>>

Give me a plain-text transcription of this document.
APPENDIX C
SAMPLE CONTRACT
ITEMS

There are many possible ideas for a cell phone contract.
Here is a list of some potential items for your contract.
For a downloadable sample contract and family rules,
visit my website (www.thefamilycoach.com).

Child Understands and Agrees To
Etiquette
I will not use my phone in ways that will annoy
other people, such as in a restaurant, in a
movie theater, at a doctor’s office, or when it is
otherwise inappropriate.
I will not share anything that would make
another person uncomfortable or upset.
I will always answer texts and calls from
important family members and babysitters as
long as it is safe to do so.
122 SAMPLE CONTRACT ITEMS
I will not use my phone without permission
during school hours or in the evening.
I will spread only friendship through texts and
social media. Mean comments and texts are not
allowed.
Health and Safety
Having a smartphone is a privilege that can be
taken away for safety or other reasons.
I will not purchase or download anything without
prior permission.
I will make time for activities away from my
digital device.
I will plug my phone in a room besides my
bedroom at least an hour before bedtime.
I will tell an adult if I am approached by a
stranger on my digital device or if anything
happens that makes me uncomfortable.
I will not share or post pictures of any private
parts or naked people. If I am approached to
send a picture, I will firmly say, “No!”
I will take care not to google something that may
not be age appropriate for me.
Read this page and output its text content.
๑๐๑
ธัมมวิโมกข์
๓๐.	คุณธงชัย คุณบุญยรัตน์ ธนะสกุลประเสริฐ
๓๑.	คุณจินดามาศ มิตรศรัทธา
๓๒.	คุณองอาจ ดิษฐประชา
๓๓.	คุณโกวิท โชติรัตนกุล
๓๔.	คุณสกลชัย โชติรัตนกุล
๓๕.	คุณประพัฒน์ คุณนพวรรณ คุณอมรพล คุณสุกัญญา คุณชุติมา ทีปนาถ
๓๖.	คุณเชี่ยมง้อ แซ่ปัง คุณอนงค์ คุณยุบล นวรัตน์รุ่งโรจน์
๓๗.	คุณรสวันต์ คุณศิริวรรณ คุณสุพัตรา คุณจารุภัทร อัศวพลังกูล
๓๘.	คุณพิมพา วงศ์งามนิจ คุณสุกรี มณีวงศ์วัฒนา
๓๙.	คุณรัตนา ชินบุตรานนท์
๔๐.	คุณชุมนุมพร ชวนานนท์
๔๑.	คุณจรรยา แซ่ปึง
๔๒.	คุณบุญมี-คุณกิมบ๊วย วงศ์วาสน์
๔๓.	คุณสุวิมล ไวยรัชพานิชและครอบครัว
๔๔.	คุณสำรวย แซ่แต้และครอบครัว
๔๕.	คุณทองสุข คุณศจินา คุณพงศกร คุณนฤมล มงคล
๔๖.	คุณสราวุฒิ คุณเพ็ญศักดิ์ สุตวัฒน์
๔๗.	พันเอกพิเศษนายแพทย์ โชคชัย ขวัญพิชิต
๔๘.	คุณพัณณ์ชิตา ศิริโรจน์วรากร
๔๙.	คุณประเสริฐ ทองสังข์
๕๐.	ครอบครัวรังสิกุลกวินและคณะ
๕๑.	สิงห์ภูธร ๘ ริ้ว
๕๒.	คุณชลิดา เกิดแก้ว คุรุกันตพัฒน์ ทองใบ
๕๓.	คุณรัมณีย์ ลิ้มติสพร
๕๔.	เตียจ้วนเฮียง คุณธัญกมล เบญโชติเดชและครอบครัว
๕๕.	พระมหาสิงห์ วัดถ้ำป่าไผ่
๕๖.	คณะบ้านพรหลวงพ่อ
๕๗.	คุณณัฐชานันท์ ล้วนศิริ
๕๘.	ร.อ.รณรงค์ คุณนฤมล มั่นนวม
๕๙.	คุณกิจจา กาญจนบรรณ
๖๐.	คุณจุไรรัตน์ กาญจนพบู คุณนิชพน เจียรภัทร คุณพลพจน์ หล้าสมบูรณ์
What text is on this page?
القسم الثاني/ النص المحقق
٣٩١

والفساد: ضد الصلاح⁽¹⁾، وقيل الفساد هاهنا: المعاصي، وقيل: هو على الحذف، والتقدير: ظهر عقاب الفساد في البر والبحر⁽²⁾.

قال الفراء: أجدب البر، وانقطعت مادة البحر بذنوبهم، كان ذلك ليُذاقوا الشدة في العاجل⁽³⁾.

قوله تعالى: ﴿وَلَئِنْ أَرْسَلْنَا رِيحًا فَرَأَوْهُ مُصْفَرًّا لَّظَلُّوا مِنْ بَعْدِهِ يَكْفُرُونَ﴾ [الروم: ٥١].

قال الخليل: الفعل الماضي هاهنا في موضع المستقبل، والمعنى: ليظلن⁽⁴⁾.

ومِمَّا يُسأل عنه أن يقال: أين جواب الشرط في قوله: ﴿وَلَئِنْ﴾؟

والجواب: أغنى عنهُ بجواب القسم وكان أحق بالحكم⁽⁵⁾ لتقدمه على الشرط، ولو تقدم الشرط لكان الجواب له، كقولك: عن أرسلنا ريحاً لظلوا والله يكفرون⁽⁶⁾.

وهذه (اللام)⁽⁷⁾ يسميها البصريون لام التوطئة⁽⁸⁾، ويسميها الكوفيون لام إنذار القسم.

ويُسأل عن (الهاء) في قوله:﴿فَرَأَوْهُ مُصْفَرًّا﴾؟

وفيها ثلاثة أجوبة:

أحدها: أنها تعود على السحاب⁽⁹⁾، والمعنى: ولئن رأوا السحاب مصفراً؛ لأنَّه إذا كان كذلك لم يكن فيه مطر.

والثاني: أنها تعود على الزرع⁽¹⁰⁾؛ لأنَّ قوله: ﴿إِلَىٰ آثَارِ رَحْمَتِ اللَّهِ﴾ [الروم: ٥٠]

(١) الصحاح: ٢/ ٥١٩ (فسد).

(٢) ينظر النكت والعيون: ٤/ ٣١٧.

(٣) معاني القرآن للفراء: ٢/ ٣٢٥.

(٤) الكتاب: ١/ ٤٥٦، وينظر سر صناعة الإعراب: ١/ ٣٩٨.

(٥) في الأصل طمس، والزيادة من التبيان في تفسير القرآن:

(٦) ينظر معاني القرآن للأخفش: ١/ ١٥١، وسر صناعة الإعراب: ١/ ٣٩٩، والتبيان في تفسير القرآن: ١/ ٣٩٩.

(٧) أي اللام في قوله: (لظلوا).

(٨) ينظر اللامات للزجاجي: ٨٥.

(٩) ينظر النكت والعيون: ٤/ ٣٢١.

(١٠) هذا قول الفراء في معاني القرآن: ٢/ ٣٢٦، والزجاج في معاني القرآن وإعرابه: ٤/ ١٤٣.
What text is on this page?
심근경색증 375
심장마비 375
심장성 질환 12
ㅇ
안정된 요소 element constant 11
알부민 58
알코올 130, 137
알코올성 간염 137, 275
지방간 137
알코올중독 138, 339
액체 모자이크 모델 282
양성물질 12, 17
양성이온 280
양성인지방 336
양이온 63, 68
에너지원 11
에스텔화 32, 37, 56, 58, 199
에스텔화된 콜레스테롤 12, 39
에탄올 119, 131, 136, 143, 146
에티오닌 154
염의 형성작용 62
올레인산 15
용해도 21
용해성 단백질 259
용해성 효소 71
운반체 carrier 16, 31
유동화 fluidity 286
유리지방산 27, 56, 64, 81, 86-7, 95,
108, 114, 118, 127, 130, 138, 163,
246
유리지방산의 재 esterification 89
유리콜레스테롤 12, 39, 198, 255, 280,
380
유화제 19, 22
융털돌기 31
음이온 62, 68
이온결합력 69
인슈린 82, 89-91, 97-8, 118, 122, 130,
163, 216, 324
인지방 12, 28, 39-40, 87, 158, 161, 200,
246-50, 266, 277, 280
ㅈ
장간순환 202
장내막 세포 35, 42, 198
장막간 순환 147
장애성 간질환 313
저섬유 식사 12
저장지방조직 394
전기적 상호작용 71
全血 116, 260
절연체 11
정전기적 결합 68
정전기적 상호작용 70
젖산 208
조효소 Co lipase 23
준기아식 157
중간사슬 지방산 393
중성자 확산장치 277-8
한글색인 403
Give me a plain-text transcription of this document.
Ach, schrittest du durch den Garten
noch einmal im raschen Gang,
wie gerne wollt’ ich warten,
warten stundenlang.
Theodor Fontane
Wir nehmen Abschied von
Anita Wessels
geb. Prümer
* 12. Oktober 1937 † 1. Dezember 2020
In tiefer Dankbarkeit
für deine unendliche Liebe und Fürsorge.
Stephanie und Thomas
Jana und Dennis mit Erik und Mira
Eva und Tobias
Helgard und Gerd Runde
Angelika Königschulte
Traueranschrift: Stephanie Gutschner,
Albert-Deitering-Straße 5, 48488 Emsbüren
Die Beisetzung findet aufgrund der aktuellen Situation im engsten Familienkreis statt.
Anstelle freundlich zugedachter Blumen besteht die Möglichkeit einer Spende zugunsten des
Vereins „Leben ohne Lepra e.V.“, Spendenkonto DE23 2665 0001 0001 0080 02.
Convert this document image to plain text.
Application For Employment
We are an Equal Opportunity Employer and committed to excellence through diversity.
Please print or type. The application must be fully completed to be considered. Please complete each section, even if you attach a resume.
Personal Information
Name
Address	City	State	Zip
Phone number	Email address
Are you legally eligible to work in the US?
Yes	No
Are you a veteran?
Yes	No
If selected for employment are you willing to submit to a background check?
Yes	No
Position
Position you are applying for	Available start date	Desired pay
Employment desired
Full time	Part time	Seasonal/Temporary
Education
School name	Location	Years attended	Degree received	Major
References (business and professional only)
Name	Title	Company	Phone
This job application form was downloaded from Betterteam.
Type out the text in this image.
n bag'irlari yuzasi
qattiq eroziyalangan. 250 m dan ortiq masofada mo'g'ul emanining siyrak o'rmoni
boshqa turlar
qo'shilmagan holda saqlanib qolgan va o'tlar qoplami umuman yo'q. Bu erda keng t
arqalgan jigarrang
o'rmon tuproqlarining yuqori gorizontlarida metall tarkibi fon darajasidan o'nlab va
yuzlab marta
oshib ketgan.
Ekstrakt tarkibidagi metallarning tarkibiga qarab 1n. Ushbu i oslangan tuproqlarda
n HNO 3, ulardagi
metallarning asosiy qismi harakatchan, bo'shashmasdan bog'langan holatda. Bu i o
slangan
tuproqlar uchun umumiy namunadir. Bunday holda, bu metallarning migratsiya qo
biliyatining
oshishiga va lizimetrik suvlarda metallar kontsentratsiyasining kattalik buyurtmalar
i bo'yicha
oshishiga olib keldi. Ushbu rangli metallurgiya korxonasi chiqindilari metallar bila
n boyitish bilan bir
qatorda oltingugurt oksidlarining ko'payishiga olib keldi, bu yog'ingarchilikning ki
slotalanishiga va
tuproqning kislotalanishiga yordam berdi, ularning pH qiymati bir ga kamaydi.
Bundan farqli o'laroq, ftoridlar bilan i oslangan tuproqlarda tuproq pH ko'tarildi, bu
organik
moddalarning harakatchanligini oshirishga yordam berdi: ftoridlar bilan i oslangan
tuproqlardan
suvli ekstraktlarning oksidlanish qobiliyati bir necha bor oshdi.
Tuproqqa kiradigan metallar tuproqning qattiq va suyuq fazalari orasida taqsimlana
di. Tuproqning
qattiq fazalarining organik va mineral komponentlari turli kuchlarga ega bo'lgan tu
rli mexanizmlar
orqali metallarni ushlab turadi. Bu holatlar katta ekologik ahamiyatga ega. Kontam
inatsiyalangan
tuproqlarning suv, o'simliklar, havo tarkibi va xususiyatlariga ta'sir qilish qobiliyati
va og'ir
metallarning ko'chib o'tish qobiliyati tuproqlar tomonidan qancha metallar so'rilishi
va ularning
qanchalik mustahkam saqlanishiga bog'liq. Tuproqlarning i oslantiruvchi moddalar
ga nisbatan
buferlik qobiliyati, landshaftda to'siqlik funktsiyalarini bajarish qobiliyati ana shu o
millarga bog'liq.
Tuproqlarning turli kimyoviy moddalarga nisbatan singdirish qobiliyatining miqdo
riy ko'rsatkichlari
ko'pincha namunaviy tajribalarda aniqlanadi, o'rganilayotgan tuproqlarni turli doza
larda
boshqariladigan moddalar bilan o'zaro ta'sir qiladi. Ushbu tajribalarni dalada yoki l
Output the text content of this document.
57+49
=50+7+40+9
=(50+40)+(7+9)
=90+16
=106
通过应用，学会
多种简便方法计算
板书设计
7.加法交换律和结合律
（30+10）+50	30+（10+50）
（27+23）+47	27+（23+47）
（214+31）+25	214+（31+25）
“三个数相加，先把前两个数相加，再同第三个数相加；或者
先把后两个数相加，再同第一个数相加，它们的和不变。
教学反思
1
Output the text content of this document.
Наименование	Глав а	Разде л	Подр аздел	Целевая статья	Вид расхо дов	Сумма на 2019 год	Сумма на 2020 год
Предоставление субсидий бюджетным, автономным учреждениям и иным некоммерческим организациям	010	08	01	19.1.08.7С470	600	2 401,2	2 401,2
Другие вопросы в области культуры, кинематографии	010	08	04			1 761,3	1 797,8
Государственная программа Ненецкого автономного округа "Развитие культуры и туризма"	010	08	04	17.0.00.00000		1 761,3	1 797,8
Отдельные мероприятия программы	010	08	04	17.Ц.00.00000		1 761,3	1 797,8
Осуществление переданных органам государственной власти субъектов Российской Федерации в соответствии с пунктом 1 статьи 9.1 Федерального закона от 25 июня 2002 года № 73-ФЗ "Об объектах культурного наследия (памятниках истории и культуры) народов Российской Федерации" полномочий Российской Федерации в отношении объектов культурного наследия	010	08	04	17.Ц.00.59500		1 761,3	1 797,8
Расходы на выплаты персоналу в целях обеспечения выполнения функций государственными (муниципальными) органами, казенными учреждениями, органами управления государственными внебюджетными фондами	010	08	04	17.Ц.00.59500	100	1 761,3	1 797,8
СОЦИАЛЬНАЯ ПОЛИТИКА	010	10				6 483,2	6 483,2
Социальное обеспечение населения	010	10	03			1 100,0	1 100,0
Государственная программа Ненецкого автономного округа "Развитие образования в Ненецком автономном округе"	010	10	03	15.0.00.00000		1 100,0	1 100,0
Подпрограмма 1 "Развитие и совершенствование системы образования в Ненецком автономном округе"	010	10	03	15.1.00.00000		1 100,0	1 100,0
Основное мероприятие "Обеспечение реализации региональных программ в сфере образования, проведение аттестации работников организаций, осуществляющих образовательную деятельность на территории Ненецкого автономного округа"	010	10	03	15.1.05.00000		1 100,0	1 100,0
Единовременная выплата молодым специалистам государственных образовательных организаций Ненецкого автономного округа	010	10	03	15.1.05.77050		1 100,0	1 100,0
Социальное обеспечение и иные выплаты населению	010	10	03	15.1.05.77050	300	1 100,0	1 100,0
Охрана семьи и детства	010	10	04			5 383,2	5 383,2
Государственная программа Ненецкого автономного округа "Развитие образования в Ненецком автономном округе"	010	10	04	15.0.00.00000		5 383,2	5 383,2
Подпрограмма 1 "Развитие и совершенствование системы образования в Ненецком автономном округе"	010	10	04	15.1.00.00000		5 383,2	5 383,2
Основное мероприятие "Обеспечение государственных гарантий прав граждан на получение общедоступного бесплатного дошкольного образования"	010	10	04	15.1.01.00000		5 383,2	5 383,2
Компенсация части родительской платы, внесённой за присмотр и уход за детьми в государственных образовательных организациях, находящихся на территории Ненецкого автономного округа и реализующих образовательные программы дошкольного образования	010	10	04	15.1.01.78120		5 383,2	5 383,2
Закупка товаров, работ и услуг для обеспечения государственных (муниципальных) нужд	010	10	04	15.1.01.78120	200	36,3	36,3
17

<<

Look through the entries above and list every line containing "qattiq".

qattiq eroziyalangan. 250 m dan ortiq masofada mo'g'ul emanining siyrak o'rmoni
Tuproqqa kiradigan metallar tuproqning qattiq va suyuq fazalari orasida taqsimlana
qattiq fazalarining organik va mineral komponentlari turli kuchlarga ega bo'lgan tu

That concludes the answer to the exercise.